Write out the data below in full, unchanged, minus the images.

* **Records for processing**
◇ ◇ ◇ ◇ ◇

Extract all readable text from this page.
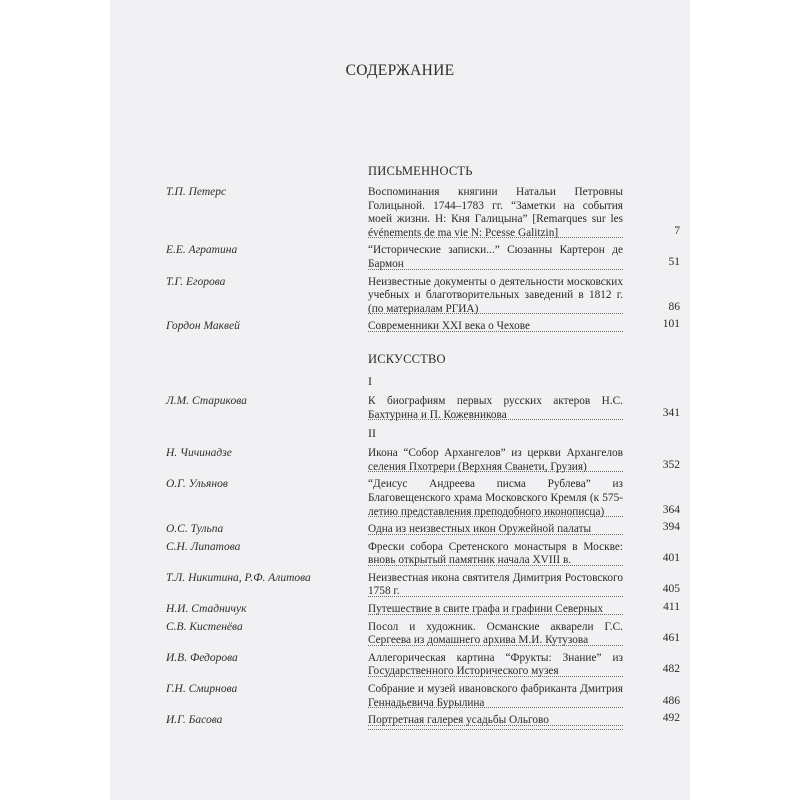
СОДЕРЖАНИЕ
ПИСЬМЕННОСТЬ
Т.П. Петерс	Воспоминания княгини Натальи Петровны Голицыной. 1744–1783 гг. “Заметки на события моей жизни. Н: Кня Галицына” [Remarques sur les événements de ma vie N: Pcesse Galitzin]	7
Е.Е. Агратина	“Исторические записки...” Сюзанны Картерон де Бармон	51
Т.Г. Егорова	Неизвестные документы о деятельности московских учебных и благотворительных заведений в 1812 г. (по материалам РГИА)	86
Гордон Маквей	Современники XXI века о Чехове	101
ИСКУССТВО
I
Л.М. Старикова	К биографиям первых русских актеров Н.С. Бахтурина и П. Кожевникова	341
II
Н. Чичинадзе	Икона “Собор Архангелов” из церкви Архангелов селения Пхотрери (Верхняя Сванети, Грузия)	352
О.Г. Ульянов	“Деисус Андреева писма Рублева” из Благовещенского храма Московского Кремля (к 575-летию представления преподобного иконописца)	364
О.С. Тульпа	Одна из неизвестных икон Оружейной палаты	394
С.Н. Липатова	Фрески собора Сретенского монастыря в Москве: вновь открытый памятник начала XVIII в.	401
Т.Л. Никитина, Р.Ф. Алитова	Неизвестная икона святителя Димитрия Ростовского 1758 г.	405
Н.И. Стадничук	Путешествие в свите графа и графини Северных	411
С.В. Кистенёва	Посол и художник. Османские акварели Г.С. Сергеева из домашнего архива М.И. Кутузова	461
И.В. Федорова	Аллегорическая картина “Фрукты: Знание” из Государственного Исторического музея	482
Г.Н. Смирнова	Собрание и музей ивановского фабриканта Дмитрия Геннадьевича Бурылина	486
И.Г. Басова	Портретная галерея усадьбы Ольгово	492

◇ ◇ ◇ ◇ ◇

* **Written answer**
Extract all readable text from this page.
СОДЕРЖАНИЕ
ПИСЬМЕННОСТЬ
Т.П. Петерс	Воспоминания княгини Натальи Петровны Голицыной. 1744–1783 гг. “Заметки на события моей жизни. Н: Кня Галицына” [Remarques sur les événements de ma vie N: Pcesse Galitzin]	7
Е.Е. Агратина	“Исторические записки...” Сюзанны Картерон де Бармон	51
Т.Г. Егорова	Неизвестные документы о деятельности московских учебных и благотворительных заведений в 1812 г. (по материалам РГИА)	86
Гордон Маквей	Современники XXI века о Чехове	101
ИСКУССТВО
I
Л.М. Старикова	К биографиям первых русских актеров Н.С. Бахтурина и П. Кожевникова	341
II
Н. Чичинадзе	Икона “Собор Архангелов” из церкви Архангелов селения Пхотрери (Верхняя Сванети, Грузия)	352
О.Г. Ульянов	“Деисус Андреева писма Рублева” из Благовещенского храма Московского Кремля (к 575-летию представления преподобного иконописца)	364
О.С. Тульпа	Одна из неизвестных икон Оружейной палаты	394
С.Н. Липатова	Фрески собора Сретенского монастыря в Москве: вновь открытый памятник начала XVIII в.	401
Т.Л. Никитина, Р.Ф. Алитова	Неизвестная икона святителя Димитрия Ростовского 1758 г.	405
Н.И. Стадничук	Путешествие в свите графа и графини Северных	411
С.В. Кистенёва	Посол и художник. Османские акварели Г.С. Сергеева из домашнего архива М.И. Кутузова	461
И.В. Федорова	Аллегорическая картина “Фрукты: Знание” из Государственного Исторического музея	482
Г.Н. Смирнова	Собрание и музей ивановского фабриканта Дмитрия Геннадьевича Бурылина	486
И.Г. Басова	Портретная галерея усадьбы Ольгово	492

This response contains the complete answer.